- Aim of the task
Pick every line from the data that holds the word "character".

- Records for this task
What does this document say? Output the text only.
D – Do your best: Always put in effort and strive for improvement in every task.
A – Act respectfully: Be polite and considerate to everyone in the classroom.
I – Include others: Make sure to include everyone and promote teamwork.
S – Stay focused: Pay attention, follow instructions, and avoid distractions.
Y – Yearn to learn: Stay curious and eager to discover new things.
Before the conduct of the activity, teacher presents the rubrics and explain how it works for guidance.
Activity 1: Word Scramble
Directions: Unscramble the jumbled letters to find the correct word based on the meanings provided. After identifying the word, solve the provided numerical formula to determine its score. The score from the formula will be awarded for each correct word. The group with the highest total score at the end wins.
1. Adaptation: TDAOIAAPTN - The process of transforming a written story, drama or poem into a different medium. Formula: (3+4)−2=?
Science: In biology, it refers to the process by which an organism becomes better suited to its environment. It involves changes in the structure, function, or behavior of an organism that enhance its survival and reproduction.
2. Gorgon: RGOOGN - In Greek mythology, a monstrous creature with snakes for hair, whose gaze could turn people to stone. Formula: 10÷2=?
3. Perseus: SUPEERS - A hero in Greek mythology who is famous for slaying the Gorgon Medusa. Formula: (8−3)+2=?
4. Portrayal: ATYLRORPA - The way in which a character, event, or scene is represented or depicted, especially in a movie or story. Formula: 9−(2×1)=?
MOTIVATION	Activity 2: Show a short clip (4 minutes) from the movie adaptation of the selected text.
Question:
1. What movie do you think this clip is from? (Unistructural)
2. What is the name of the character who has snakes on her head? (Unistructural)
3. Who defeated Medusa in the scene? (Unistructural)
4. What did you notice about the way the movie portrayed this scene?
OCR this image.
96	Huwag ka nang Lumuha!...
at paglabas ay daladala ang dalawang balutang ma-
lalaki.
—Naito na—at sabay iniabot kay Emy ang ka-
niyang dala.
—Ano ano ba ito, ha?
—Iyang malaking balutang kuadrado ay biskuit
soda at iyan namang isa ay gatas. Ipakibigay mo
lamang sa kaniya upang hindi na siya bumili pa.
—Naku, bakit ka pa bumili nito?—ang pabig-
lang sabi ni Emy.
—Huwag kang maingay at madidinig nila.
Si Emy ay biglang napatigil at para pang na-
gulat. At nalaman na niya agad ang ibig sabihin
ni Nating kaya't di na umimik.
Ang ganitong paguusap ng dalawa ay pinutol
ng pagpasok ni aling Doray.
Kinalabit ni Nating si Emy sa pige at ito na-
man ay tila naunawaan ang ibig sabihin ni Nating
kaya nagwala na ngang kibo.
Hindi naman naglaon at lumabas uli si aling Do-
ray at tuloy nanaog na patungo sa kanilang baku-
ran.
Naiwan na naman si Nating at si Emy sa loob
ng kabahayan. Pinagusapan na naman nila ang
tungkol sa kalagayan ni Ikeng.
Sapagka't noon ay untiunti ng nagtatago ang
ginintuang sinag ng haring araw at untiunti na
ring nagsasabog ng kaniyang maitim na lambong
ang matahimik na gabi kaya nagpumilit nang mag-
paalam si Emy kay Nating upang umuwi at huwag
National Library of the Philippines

- Response to the exercise
4. Portrayal: ATYLRORPA - The way in which a character, event, or scene is represented or depicted, especially in a movie or story. Formula: 9−(2×1)=?
2. What is the name of the character who has snakes on her head? (Unistructural)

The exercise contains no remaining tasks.